> Stated exercise
Can you copy the listing below verbatim, from its first line through the line containing "sync-lock-icon[interactable] <box>525 897", including both of those lines?

---------- Extracted data ----------

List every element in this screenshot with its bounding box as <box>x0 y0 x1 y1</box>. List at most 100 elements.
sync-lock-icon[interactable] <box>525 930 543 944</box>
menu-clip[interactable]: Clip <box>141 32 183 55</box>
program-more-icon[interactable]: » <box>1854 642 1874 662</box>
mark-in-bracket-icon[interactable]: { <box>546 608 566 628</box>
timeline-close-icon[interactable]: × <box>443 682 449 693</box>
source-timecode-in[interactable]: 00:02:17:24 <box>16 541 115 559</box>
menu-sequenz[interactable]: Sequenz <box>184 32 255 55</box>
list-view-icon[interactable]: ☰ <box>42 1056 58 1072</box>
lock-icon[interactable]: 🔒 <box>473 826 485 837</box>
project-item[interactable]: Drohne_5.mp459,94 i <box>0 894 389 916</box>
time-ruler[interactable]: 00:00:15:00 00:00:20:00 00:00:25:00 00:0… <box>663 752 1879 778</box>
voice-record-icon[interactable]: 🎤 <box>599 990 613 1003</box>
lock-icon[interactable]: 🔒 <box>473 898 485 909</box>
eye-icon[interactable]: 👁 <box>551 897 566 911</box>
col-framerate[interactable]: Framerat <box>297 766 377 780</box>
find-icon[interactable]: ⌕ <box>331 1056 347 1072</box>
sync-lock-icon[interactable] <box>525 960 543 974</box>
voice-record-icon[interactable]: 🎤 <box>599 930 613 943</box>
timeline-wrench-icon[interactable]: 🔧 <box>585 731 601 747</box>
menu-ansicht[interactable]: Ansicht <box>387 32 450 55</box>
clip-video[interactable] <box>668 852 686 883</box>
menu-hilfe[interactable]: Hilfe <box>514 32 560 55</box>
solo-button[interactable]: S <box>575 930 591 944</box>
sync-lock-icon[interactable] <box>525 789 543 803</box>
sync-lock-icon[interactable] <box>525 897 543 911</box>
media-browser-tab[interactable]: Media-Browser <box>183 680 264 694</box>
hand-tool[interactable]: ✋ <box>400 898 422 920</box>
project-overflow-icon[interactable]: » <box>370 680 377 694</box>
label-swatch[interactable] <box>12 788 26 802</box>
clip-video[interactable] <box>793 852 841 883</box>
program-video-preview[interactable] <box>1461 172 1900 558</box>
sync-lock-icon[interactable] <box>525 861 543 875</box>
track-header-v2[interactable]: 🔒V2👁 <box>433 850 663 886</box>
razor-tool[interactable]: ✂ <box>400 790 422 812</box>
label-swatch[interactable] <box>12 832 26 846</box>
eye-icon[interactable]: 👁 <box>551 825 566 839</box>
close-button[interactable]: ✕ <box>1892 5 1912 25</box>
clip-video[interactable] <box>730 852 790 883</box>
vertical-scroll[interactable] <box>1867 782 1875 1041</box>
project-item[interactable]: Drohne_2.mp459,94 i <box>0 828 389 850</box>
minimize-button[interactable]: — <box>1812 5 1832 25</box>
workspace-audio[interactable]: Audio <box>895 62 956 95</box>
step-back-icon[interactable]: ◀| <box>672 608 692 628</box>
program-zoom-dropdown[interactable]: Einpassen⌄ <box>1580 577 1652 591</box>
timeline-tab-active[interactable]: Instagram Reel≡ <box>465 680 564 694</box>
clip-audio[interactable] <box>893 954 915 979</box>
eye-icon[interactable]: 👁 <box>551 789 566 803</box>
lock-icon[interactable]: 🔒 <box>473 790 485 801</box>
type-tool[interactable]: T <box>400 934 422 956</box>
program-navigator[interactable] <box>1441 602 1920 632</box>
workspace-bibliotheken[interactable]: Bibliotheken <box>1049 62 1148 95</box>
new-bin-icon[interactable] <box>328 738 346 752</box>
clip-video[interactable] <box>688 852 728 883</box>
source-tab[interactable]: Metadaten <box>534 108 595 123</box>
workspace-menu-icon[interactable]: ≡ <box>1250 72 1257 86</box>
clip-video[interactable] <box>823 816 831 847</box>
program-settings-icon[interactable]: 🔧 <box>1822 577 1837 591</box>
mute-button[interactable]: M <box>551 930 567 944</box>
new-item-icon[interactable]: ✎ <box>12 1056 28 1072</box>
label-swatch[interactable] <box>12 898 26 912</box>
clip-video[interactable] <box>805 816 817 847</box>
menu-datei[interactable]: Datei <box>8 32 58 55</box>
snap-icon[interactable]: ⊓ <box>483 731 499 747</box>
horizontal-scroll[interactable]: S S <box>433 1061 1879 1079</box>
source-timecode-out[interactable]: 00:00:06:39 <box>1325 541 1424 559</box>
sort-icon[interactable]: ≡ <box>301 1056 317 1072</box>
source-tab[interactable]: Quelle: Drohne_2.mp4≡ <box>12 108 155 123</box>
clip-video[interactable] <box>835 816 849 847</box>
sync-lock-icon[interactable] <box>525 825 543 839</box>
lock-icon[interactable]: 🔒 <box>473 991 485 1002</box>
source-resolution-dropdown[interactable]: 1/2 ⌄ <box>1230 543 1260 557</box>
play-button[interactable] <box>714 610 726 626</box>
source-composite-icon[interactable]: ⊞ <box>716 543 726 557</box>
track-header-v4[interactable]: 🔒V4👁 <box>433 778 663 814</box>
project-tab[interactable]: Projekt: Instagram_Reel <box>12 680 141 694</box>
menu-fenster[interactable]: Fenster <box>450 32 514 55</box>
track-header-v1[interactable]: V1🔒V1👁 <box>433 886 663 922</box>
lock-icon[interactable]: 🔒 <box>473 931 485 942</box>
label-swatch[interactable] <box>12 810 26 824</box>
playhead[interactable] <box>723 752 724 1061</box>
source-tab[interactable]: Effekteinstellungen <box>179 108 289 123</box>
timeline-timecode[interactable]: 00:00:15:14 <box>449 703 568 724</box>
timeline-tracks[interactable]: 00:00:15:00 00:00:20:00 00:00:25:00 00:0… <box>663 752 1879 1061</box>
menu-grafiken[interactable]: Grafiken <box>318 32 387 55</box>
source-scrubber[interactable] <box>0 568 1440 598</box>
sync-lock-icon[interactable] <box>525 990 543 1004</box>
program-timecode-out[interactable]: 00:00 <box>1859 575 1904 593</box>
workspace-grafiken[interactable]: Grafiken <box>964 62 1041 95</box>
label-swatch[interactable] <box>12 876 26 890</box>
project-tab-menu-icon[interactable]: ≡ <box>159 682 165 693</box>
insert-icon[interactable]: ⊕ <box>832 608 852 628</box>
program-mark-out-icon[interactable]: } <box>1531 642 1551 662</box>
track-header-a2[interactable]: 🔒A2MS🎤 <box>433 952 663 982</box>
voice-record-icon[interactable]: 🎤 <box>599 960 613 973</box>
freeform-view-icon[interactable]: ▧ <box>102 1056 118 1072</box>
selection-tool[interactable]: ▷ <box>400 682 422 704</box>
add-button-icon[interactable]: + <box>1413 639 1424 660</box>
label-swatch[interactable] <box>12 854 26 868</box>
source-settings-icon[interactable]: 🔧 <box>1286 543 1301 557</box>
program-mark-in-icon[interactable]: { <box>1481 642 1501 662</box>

----------

> Finished exercise
List every element in this screenshot with its bounding box as <box>x0 y0 x1 y1</box>. List at most 100 elements.
sync-lock-icon[interactable] <box>525 930 543 944</box>
menu-clip[interactable]: Clip <box>141 32 183 55</box>
program-more-icon[interactable]: » <box>1854 642 1874 662</box>
mark-in-bracket-icon[interactable]: { <box>546 608 566 628</box>
timeline-close-icon[interactable]: × <box>443 682 449 693</box>
source-timecode-in[interactable]: 00:02:17:24 <box>16 541 115 559</box>
menu-sequenz[interactable]: Sequenz <box>184 32 255 55</box>
list-view-icon[interactable]: ☰ <box>42 1056 58 1072</box>
lock-icon[interactable]: 🔒 <box>473 826 485 837</box>
project-item[interactable]: Drohne_5.mp459,94 i <box>0 894 389 916</box>
time-ruler[interactable]: 00:00:15:00 00:00:20:00 00:00:25:00 00:0… <box>663 752 1879 778</box>
voice-record-icon[interactable]: 🎤 <box>599 990 613 1003</box>
lock-icon[interactable]: 🔒 <box>473 898 485 909</box>
eye-icon[interactable]: 👁 <box>551 897 566 911</box>
col-framerate[interactable]: Framerat <box>297 766 377 780</box>
find-icon[interactable]: ⌕ <box>331 1056 347 1072</box>
sync-lock-icon[interactable] <box>525 960 543 974</box>
voice-record-icon[interactable]: 🎤 <box>599 930 613 943</box>
timeline-wrench-icon[interactable]: 🔧 <box>585 731 601 747</box>
menu-ansicht[interactable]: Ansicht <box>387 32 450 55</box>
clip-video[interactable] <box>668 852 686 883</box>
menu-hilfe[interactable]: Hilfe <box>514 32 560 55</box>
solo-button[interactable]: S <box>575 930 591 944</box>
sync-lock-icon[interactable] <box>525 789 543 803</box>
sync-lock-icon[interactable] <box>525 897 543 911</box>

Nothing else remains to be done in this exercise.